_Data listing_.
·····

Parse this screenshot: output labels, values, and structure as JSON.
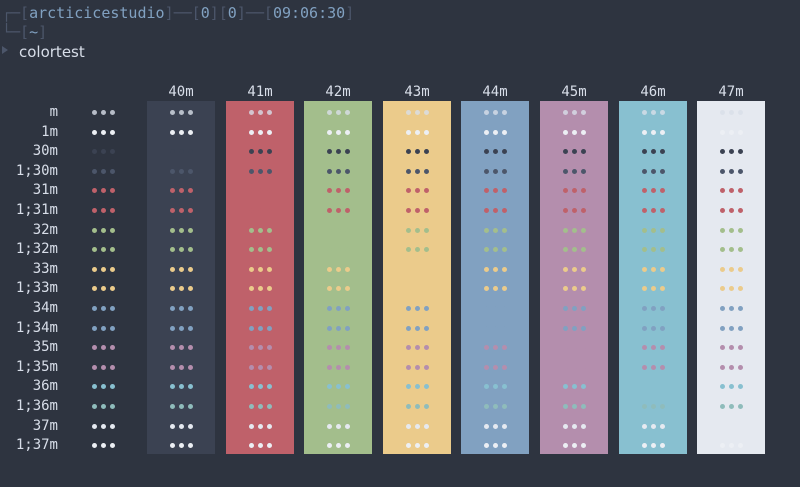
{
  "prompt": {
    "user": "arcticicestudio",
    "jobs_a": "0",
    "jobs_b": "0",
    "time": "09:06:30",
    "cwd": "~",
    "command": "colortest"
  },
  "colortest": {
    "columns": [
      {
        "label": "40m",
        "bg": "#3b4252"
      },
      {
        "label": "41m",
        "bg": "#bf616a"
      },
      {
        "label": "42m",
        "bg": "#a3be8c"
      },
      {
        "label": "43m",
        "bg": "#ebcb8b"
      },
      {
        "label": "44m",
        "bg": "#81a1c1"
      },
      {
        "label": "45m",
        "bg": "#b48ead"
      },
      {
        "label": "46m",
        "bg": "#88c0d0"
      },
      {
        "label": "47m",
        "bg": "#e5e9f0"
      }
    ],
    "rows": [
      {
        "label": "m",
        "fg": "#d8dee9"
      },
      {
        "label": "1m",
        "fg": "#eceff4"
      },
      {
        "label": "30m",
        "fg": "#3b4252"
      },
      {
        "label": "1;30m",
        "fg": "#4c566a"
      },
      {
        "label": "31m",
        "fg": "#bf616a"
      },
      {
        "label": "1;31m",
        "fg": "#bf616a"
      },
      {
        "label": "32m",
        "fg": "#a3be8c"
      },
      {
        "label": "1;32m",
        "fg": "#a3be8c"
      },
      {
        "label": "33m",
        "fg": "#ebcb8b"
      },
      {
        "label": "1;33m",
        "fg": "#ebcb8b"
      },
      {
        "label": "34m",
        "fg": "#81a1c1"
      },
      {
        "label": "1;34m",
        "fg": "#81a1c1"
      },
      {
        "label": "35m",
        "fg": "#b48ead"
      },
      {
        "label": "1;35m",
        "fg": "#b48ead"
      },
      {
        "label": "36m",
        "fg": "#88c0d0"
      },
      {
        "label": "1;36m",
        "fg": "#8fbcbb"
      },
      {
        "label": "37m",
        "fg": "#e5e9f0"
      },
      {
        "label": "1;37m",
        "fg": "#eceff4"
      }
    ],
    "sample_glyph": "•••"
  },
  "colors": {
    "background": "#2e3440",
    "foreground": "#d8dee9",
    "prompt_frame": "#4c566a",
    "prompt_text": "#81a1c1"
  }
}
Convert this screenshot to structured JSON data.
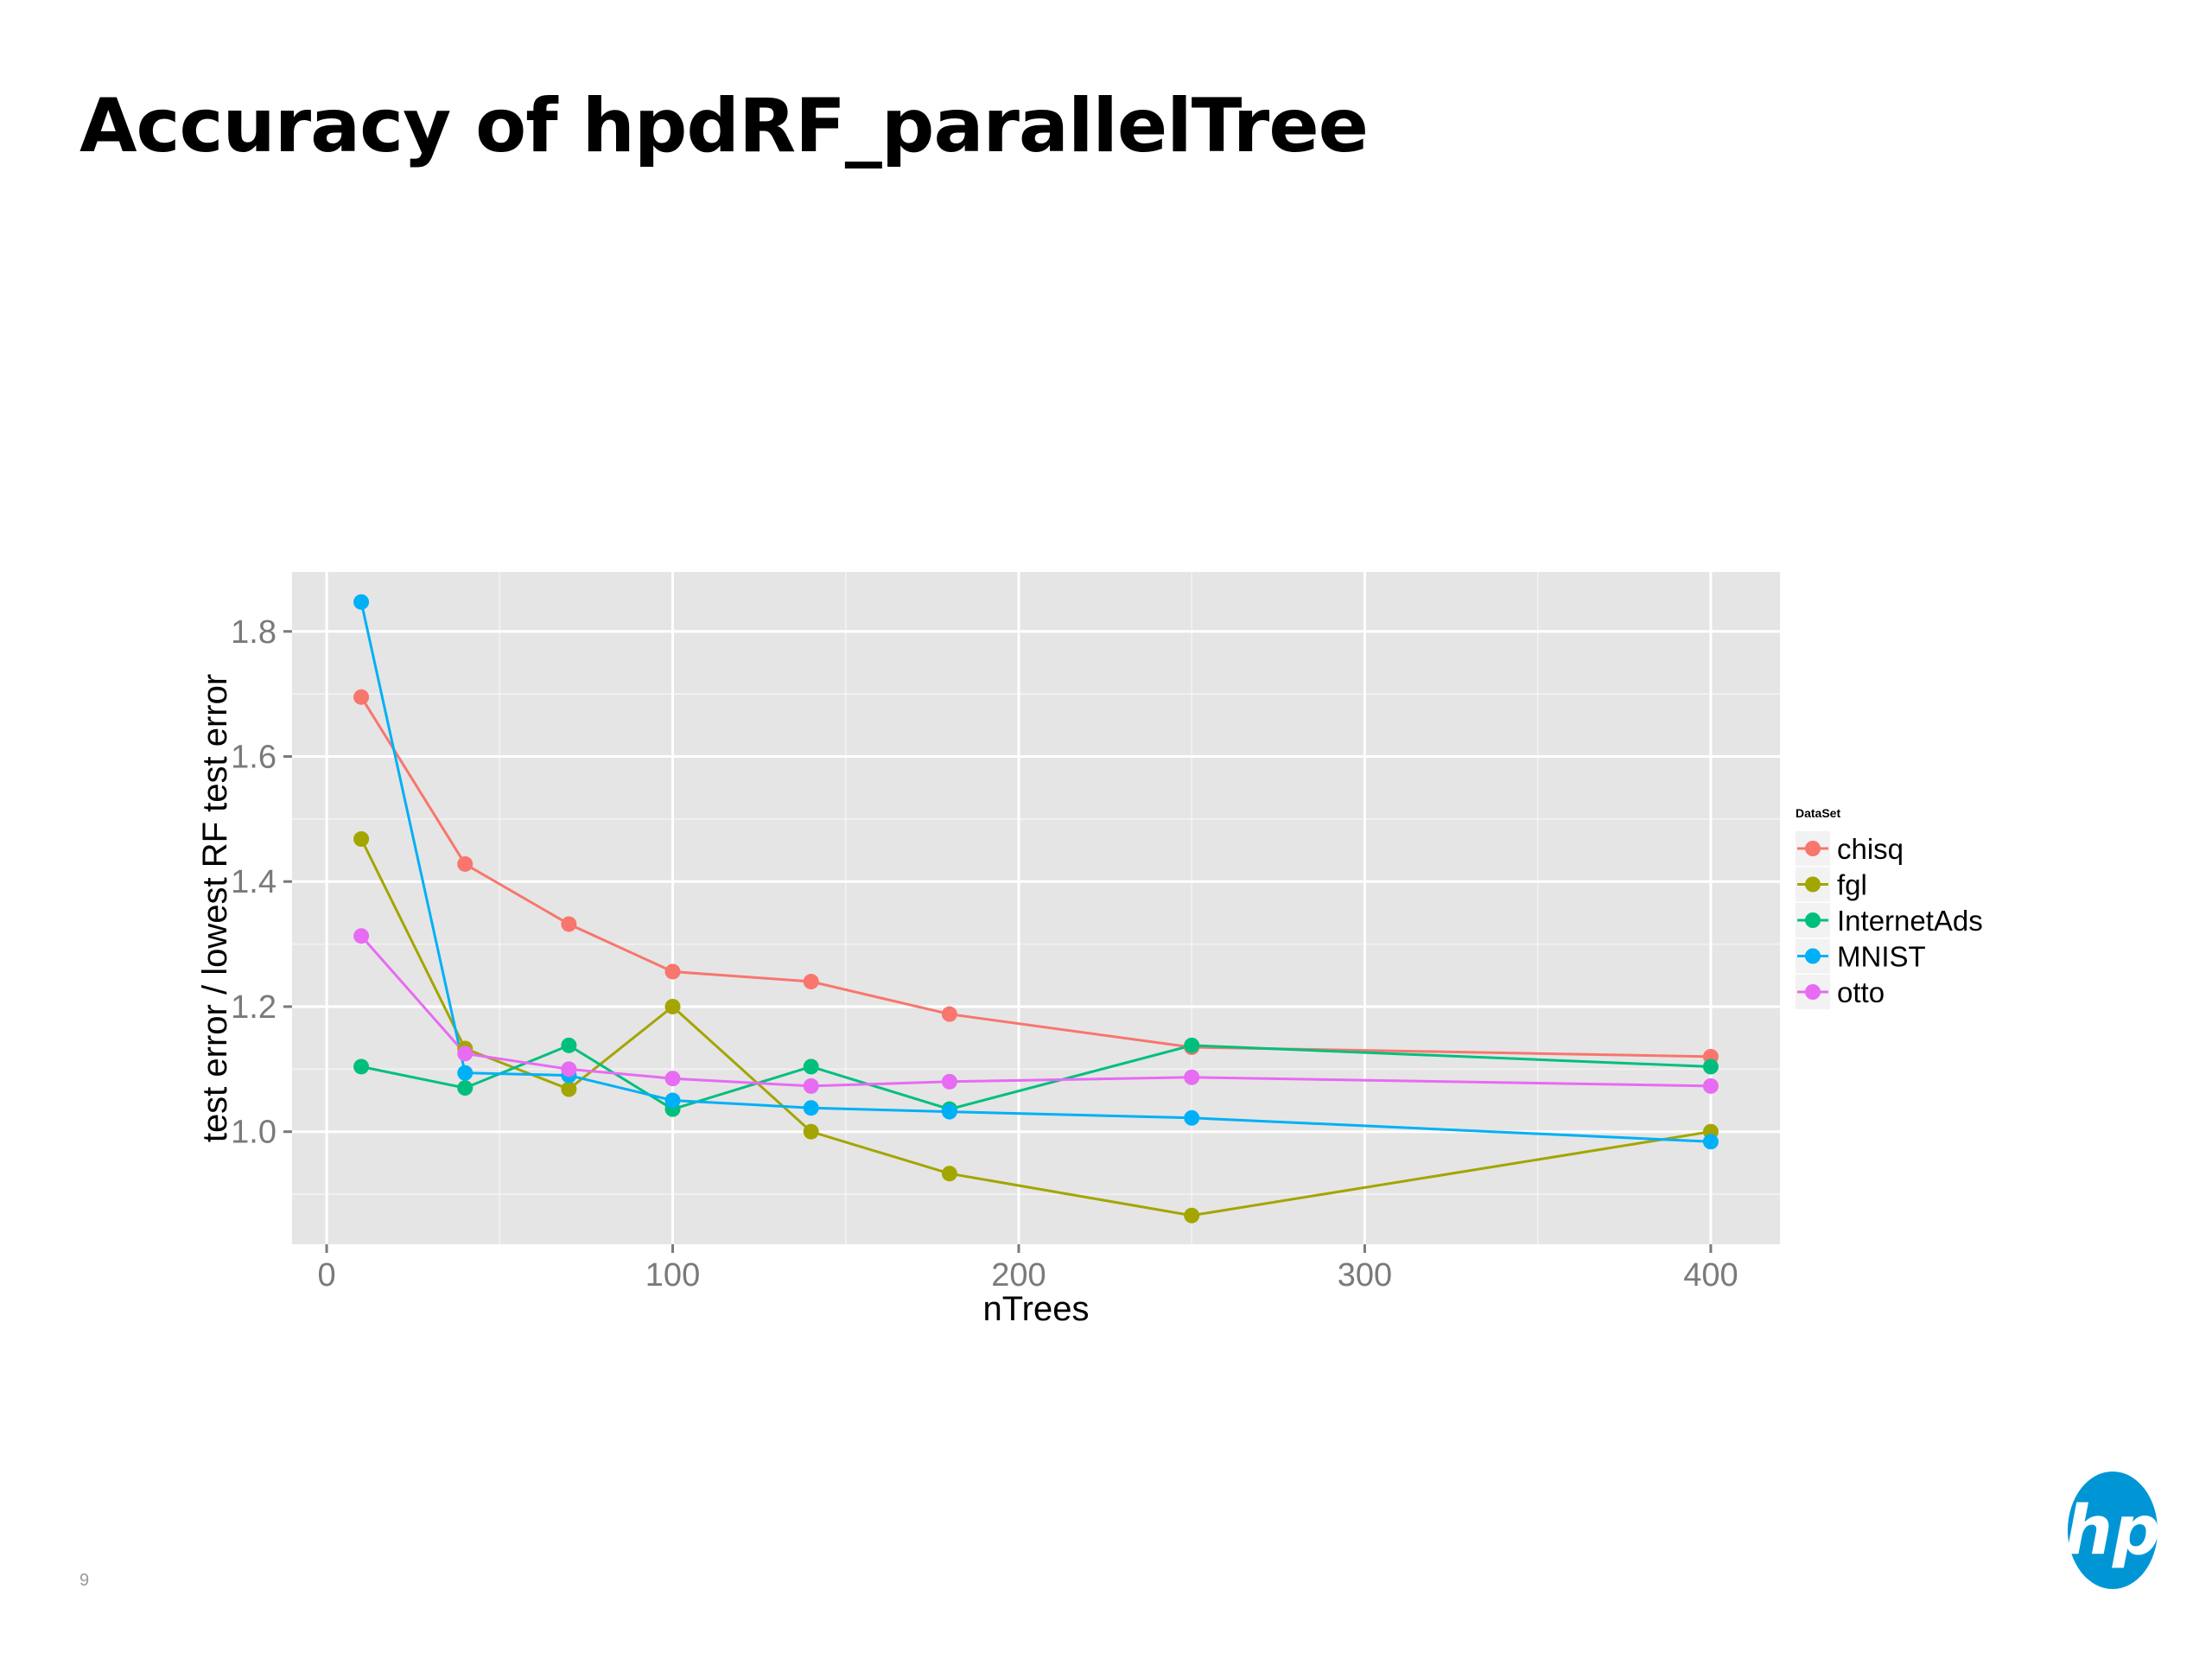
{
  "slide": {
    "title": "Accuracy of hpdRF_parallelTree",
    "page_number": "9",
    "logo_text": "hp",
    "logo_icon": "hp-logo-icon"
  },
  "colors": {
    "panel_background": "#e5e5e5",
    "grid": "#ffffff",
    "chisq": "#f8766d",
    "fgl": "#a3a500",
    "InternetAds": "#00bf7d",
    "MNIST": "#00b0f6",
    "otto": "#e76bf3",
    "logo": "#0096d6"
  },
  "chart_data": {
    "type": "line",
    "title": "",
    "xlabel": "nTrees",
    "ylabel": "test error / lowest RF test error",
    "xlim": [
      -10,
      420
    ],
    "ylim": [
      0.82,
      1.895
    ],
    "x_ticks": [
      0,
      100,
      200,
      300,
      400
    ],
    "x_tick_labels": [
      "0",
      "100",
      "200",
      "300",
      "400"
    ],
    "y_ticks": [
      1.0,
      1.2,
      1.4,
      1.6,
      1.8
    ],
    "y_tick_labels": [
      "1.0",
      "1.2",
      "1.4",
      "1.6",
      "1.8"
    ],
    "grid": true,
    "markers": true,
    "legend_title": "DataSet",
    "legend_position": "right",
    "x": [
      10,
      40,
      70,
      100,
      140,
      180,
      250,
      400
    ],
    "series": [
      {
        "name": "chisq",
        "values": [
          1.695,
          1.428,
          1.332,
          1.256,
          1.24,
          1.188,
          1.135,
          1.12
        ]
      },
      {
        "name": "fgl",
        "values": [
          1.468,
          1.133,
          1.068,
          1.2,
          1.0,
          0.933,
          0.866,
          1.0
        ]
      },
      {
        "name": "InternetAds",
        "values": [
          1.104,
          1.07,
          1.138,
          1.036,
          1.104,
          1.036,
          1.138,
          1.104
        ]
      },
      {
        "name": "MNIST",
        "values": [
          1.847,
          1.094,
          1.09,
          1.05,
          1.038,
          1.032,
          1.022,
          0.984
        ]
      },
      {
        "name": "otto",
        "values": [
          1.313,
          1.125,
          1.1,
          1.085,
          1.073,
          1.08,
          1.087,
          1.073
        ]
      }
    ]
  }
}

·····

Lines that hold "name" are the ones to copy; find all of them.

        "name": "chisq",
        "name": "fgl",
        "name": "InternetAds",
        "name": "MNIST",
        "name": "otto",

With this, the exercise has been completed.